SET TASK ->
Copy each line below exactly and leave the pictures out.

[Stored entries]
— Start —
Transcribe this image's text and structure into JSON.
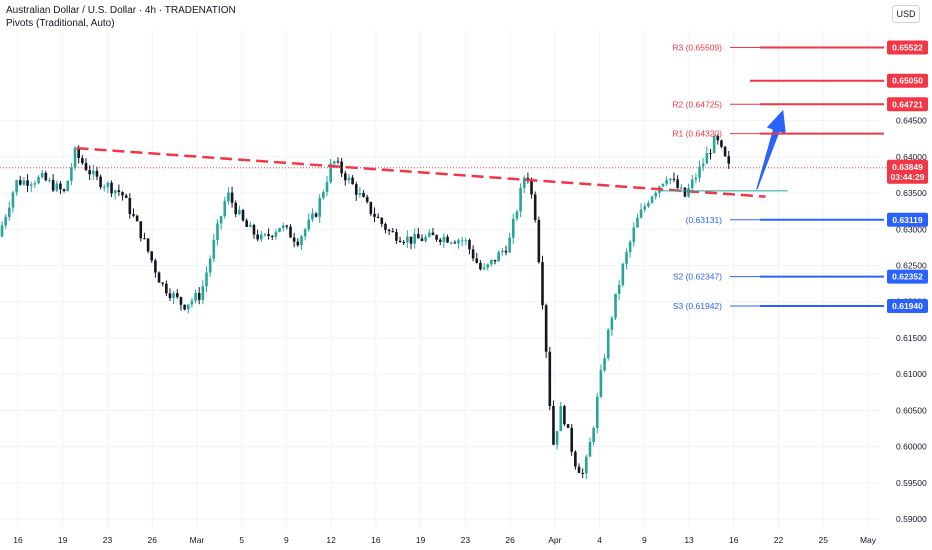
{
  "header": {
    "title": "Australian Dollar / U.S. Dollar · 4h · TRADENATION",
    "subtitle": "Pivots (Traditional, Auto)",
    "currency": "USD"
  },
  "chart_data": {
    "type": "candlestick",
    "ylim": [
      0.5885,
      0.6575
    ],
    "y_ticks": [
      0.59,
      0.595,
      0.6,
      0.605,
      0.61,
      0.615,
      0.62,
      0.625,
      0.63,
      0.635,
      0.64,
      0.645
    ],
    "x_tick_labels": [
      "16",
      "19",
      "23",
      "26",
      "Mar",
      "5",
      "9",
      "12",
      "16",
      "19",
      "23",
      "26",
      "Apr",
      "4",
      "9",
      "13",
      "16",
      "22",
      "25",
      "May"
    ],
    "price_path": [
      [
        0,
        0.629
      ],
      [
        0.02,
        0.6365
      ],
      [
        0.05,
        0.637
      ],
      [
        0.075,
        0.635
      ],
      [
        0.087,
        0.6405
      ],
      [
        0.11,
        0.637
      ],
      [
        0.14,
        0.635
      ],
      [
        0.16,
        0.63
      ],
      [
        0.185,
        0.6225
      ],
      [
        0.21,
        0.6195
      ],
      [
        0.23,
        0.621
      ],
      [
        0.25,
        0.6305
      ],
      [
        0.26,
        0.635
      ],
      [
        0.28,
        0.6305
      ],
      [
        0.3,
        0.6285
      ],
      [
        0.32,
        0.6305
      ],
      [
        0.34,
        0.6285
      ],
      [
        0.36,
        0.632
      ],
      [
        0.38,
        0.6395
      ],
      [
        0.4,
        0.6365
      ],
      [
        0.42,
        0.633
      ],
      [
        0.445,
        0.6295
      ],
      [
        0.47,
        0.6285
      ],
      [
        0.5,
        0.629
      ],
      [
        0.53,
        0.6285
      ],
      [
        0.55,
        0.624
      ],
      [
        0.58,
        0.628
      ],
      [
        0.6,
        0.6385
      ],
      [
        0.61,
        0.632
      ],
      [
        0.62,
        0.618
      ],
      [
        0.63,
        0.6
      ],
      [
        0.64,
        0.6055
      ],
      [
        0.655,
        0.598
      ],
      [
        0.665,
        0.596
      ],
      [
        0.675,
        0.602
      ],
      [
        0.685,
        0.61
      ],
      [
        0.695,
        0.617
      ],
      [
        0.71,
        0.625
      ],
      [
        0.725,
        0.631
      ],
      [
        0.74,
        0.6345
      ],
      [
        0.76,
        0.6375
      ],
      [
        0.78,
        0.6345
      ],
      [
        0.8,
        0.639
      ],
      [
        0.815,
        0.6425
      ],
      [
        0.83,
        0.6385
      ]
    ],
    "last_price": "0.63849",
    "countdown": "03:44:29",
    "pivots": [
      {
        "name": "R3 (0.65509)",
        "value": 0.65509,
        "badge": "0.65522",
        "color": "#f23645"
      },
      {
        "name": "",
        "value": 0.6505,
        "badge": "0.65050",
        "color": "#f23645"
      },
      {
        "name": "R2 (0.64725)",
        "value": 0.64725,
        "badge": "0.64721",
        "color": "#f23645"
      },
      {
        "name": "R1 (0.64320)",
        "value": 0.6432,
        "badge": "",
        "color": "#f23645"
      },
      {
        "name": "(0.63131)",
        "value": 0.63131,
        "badge": "0.63119",
        "color": "#2962ff"
      },
      {
        "name": "S2 (0.62347)",
        "value": 0.62347,
        "badge": "0.62352",
        "color": "#2962ff"
      },
      {
        "name": "S3 (0.61942)",
        "value": 0.61942,
        "badge": "0.61940",
        "color": "#2962ff"
      }
    ],
    "trendline": {
      "from": [
        0.087,
        0.6412
      ],
      "to": [
        0.87,
        0.6345
      ],
      "color": "#f23645"
    },
    "support_line": {
      "value": 0.6353,
      "color": "#26a69a"
    },
    "arrow": {
      "from": [
        0.86,
        0.6355
      ],
      "to": [
        0.89,
        0.6465
      ],
      "color": "#2962ff"
    },
    "colors": {
      "up": "#26a69a",
      "down": "#131722",
      "grid": "#f0f3fa"
    }
  }
}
— End —
FINISHED ANSWER ->
Transcribe this image's text and structure into JSON.
{
  "header": {
    "title": "Australian Dollar / U.S. Dollar · 4h · TRADENATION",
    "subtitle": "Pivots (Traditional, Auto)",
    "currency": "USD"
  },
  "chart_data": {
    "type": "candlestick",
    "ylim": [
      0.5885,
      0.6575
    ],
    "y_ticks": [
      0.59,
      0.595,
      0.6,
      0.605,
      0.61,
      0.615,
      0.62,
      0.625,
      0.63,
      0.635,
      0.64,
      0.645
    ],
    "x_tick_labels": [
      "16",
      "19",
      "23",
      "26",
      "Mar",
      "5",
      "9",
      "12",
      "16",
      "19",
      "23",
      "26",
      "Apr",
      "4",
      "9",
      "13",
      "16",
      "22",
      "25",
      "May"
    ],
    "price_path": [
      [
        0,
        0.629
      ],
      [
        0.02,
        0.6365
      ],
      [
        0.05,
        0.637
      ],
      [
        0.075,
        0.635
      ],
      [
        0.087,
        0.6405
      ],
      [
        0.11,
        0.637
      ],
      [
        0.14,
        0.635
      ],
      [
        0.16,
        0.63
      ],
      [
        0.185,
        0.6225
      ],
      [
        0.21,
        0.6195
      ],
      [
        0.23,
        0.621
      ],
      [
        0.25,
        0.6305
      ],
      [
        0.26,
        0.635
      ],
      [
        0.28,
        0.6305
      ],
      [
        0.3,
        0.6285
      ],
      [
        0.32,
        0.6305
      ],
      [
        0.34,
        0.6285
      ],
      [
        0.36,
        0.632
      ],
      [
        0.38,
        0.6395
      ],
      [
        0.4,
        0.6365
      ],
      [
        0.42,
        0.633
      ],
      [
        0.445,
        0.6295
      ],
      [
        0.47,
        0.6285
      ],
      [
        0.5,
        0.629
      ],
      [
        0.53,
        0.6285
      ],
      [
        0.55,
        0.624
      ],
      [
        0.58,
        0.628
      ],
      [
        0.6,
        0.6385
      ],
      [
        0.61,
        0.632
      ],
      [
        0.62,
        0.618
      ],
      [
        0.63,
        0.6
      ],
      [
        0.64,
        0.6055
      ],
      [
        0.655,
        0.598
      ],
      [
        0.665,
        0.596
      ],
      [
        0.675,
        0.602
      ],
      [
        0.685,
        0.61
      ],
      [
        0.695,
        0.617
      ],
      [
        0.71,
        0.625
      ],
      [
        0.725,
        0.631
      ],
      [
        0.74,
        0.6345
      ],
      [
        0.76,
        0.6375
      ],
      [
        0.78,
        0.6345
      ],
      [
        0.8,
        0.639
      ],
      [
        0.815,
        0.6425
      ],
      [
        0.83,
        0.6385
      ]
    ],
    "last_price": "0.63849",
    "countdown": "03:44:29",
    "pivots": [
      {
        "name": "R3 (0.65509)",
        "value": 0.65509,
        "badge": "0.65522",
        "color": "#f23645"
      },
      {
        "name": "",
        "value": 0.6505,
        "badge": "0.65050",
        "color": "#f23645"
      },
      {
        "name": "R2 (0.64725)",
        "value": 0.64725,
        "badge": "0.64721",
        "color": "#f23645"
      },
      {
        "name": "R1 (0.64320)",
        "value": 0.6432,
        "badge": "",
        "color": "#f23645"
      },
      {
        "name": "(0.63131)",
        "value": 0.63131,
        "badge": "0.63119",
        "color": "#2962ff"
      },
      {
        "name": "S2 (0.62347)",
        "value": 0.62347,
        "badge": "0.62352",
        "color": "#2962ff"
      },
      {
        "name": "S3 (0.61942)",
        "value": 0.61942,
        "badge": "0.61940",
        "color": "#2962ff"
      }
    ],
    "trendline": {
      "from": [
        0.087,
        0.6412
      ],
      "to": [
        0.87,
        0.6345
      ],
      "color": "#f23645"
    },
    "support_line": {
      "value": 0.6353,
      "color": "#26a69a"
    },
    "arrow": {
      "from": [
        0.86,
        0.6355
      ],
      "to": [
        0.89,
        0.6465
      ],
      "color": "#2962ff"
    },
    "colors": {
      "up": "#26a69a",
      "down": "#131722",
      "grid": "#f0f3fa"
    }
  }
}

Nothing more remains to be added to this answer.